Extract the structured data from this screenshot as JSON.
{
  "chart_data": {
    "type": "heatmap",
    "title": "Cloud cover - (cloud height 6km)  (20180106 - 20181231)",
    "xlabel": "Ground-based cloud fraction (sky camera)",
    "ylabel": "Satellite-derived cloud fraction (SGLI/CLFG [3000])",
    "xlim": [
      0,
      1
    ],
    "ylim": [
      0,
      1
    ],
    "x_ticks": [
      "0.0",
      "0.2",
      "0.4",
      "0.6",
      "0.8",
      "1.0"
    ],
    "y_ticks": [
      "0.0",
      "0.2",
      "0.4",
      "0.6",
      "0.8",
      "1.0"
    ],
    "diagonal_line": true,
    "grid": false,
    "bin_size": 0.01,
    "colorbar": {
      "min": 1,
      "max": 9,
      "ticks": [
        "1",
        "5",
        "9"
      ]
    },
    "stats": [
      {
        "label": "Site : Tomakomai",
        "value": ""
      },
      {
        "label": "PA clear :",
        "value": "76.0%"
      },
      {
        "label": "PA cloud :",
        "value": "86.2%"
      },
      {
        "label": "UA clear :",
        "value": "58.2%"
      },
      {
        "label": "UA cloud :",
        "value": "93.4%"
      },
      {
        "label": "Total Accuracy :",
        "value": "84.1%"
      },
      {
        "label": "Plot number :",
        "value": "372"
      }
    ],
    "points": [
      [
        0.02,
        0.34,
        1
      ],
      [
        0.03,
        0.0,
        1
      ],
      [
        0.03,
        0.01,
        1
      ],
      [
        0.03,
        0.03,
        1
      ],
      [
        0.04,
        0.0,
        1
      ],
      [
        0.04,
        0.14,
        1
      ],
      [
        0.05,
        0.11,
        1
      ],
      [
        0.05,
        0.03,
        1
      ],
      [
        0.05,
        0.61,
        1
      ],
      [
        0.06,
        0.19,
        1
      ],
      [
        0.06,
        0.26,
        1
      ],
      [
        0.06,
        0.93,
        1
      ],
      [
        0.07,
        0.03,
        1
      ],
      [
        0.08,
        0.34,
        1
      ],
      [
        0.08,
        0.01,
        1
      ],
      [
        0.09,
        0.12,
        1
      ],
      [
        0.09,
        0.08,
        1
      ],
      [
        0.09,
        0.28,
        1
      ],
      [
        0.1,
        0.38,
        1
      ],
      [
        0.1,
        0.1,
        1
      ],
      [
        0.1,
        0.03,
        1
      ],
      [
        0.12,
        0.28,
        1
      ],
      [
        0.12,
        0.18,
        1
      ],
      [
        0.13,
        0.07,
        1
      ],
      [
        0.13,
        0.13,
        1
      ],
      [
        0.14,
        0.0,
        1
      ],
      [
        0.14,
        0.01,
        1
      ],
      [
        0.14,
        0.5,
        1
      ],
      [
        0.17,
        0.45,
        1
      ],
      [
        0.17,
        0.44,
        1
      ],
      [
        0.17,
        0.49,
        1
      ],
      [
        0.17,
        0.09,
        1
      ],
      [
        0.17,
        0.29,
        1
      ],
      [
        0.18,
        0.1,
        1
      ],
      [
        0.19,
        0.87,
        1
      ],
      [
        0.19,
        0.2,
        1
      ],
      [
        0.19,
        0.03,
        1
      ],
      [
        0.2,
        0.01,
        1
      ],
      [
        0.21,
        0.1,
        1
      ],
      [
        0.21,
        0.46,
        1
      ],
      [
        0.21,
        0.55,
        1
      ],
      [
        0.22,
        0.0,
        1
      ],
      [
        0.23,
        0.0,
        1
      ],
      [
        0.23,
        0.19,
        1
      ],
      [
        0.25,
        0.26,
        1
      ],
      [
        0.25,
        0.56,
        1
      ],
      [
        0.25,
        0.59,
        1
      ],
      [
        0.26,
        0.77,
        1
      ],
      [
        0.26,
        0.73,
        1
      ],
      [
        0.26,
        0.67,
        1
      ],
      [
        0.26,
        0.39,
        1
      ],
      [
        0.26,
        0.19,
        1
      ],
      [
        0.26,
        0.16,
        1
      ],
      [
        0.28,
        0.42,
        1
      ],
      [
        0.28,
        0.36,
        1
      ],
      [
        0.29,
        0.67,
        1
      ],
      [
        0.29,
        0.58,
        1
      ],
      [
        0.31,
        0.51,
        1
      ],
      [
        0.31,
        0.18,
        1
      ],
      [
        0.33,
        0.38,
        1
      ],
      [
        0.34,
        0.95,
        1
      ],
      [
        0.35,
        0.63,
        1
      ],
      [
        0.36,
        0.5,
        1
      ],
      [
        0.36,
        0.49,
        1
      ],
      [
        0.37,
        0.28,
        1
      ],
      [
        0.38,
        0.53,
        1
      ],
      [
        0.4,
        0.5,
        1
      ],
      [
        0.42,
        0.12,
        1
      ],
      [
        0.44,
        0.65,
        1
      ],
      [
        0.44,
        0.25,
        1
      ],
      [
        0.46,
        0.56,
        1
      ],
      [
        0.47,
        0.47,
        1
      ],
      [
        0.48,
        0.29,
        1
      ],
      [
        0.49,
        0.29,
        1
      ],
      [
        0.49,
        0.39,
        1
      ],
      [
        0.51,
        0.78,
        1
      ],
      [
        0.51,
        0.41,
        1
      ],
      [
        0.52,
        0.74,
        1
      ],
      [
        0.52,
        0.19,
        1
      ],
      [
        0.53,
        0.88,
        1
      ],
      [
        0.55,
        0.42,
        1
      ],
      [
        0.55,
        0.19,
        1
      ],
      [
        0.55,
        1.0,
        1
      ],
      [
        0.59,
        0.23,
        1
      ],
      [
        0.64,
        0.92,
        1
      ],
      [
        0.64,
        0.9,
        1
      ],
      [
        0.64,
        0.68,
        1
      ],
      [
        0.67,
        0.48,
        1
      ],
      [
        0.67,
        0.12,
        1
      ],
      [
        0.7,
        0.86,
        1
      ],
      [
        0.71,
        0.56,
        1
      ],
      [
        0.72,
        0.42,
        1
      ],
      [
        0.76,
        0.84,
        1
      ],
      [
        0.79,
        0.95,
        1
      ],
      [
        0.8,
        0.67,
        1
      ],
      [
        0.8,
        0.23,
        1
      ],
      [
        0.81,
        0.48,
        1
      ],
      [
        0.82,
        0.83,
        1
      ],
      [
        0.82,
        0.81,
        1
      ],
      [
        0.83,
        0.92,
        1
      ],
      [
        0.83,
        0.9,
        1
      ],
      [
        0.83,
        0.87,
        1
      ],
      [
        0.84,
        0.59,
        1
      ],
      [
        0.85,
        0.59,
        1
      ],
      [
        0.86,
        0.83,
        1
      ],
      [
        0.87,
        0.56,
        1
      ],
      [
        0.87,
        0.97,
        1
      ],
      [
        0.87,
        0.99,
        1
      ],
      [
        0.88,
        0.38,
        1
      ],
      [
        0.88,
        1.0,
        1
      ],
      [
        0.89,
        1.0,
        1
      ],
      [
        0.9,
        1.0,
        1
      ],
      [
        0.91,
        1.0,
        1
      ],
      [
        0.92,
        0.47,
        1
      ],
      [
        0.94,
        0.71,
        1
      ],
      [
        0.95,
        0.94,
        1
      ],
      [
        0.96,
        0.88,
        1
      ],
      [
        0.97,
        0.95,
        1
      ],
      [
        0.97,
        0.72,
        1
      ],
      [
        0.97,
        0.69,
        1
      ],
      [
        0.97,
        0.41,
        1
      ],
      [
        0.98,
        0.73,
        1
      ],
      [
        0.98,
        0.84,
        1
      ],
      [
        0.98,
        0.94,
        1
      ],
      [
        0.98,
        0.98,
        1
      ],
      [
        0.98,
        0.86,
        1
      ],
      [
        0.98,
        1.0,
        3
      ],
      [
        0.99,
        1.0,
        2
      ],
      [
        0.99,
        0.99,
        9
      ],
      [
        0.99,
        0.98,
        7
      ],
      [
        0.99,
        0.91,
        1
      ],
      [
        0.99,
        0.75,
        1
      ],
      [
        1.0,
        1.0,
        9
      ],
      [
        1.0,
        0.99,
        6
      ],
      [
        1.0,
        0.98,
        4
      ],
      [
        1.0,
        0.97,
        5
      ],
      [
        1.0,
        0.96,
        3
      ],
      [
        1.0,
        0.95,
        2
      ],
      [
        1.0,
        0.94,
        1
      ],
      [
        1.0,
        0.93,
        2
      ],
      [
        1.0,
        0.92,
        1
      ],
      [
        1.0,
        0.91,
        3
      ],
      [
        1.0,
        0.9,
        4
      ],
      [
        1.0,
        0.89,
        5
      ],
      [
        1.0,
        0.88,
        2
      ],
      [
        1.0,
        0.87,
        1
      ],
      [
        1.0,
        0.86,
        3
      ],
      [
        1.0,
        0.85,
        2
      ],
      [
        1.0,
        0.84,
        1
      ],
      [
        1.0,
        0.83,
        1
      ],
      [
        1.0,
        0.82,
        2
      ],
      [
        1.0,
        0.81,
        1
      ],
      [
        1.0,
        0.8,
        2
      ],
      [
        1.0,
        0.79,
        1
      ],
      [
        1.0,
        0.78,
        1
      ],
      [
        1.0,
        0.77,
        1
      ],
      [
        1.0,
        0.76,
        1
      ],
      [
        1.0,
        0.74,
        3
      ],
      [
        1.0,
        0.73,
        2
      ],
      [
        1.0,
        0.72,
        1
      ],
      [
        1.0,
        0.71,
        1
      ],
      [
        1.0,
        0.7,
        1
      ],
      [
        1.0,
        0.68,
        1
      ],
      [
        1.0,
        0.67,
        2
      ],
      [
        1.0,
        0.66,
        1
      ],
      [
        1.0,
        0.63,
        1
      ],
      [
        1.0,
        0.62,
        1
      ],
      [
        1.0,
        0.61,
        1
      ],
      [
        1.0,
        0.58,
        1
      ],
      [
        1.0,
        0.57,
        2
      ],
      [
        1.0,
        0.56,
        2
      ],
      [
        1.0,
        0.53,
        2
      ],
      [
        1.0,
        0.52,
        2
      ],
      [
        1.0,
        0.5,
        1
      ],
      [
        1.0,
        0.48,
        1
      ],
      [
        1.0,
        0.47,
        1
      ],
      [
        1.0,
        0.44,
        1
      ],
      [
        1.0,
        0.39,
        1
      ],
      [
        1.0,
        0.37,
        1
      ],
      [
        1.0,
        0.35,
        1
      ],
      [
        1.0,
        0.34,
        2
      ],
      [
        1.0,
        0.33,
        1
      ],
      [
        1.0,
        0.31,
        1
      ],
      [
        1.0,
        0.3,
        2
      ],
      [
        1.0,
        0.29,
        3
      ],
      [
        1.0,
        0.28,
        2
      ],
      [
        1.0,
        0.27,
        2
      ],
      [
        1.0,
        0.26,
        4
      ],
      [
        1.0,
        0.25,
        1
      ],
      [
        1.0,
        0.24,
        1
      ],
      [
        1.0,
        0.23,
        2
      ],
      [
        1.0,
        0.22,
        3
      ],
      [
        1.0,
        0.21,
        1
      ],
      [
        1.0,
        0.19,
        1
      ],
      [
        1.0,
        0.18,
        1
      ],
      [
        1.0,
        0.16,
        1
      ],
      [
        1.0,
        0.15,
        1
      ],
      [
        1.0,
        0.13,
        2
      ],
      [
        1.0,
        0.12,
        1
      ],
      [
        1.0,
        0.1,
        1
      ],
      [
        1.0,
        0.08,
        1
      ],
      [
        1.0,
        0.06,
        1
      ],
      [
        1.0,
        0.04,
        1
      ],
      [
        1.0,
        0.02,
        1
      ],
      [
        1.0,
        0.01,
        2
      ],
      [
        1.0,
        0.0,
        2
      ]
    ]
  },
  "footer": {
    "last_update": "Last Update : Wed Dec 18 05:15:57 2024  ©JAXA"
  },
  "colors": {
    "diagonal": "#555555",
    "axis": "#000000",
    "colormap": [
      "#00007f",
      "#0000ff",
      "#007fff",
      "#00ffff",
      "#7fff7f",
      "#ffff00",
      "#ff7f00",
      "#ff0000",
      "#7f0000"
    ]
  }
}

------------------------------

Using the records above, copy every line that has the word "fraction" in it.

    "xlabel": "Ground-based cloud fraction (sky camera)",
    "ylabel": "Satellite-derived cloud fraction (SGLI/CLFG [3000])",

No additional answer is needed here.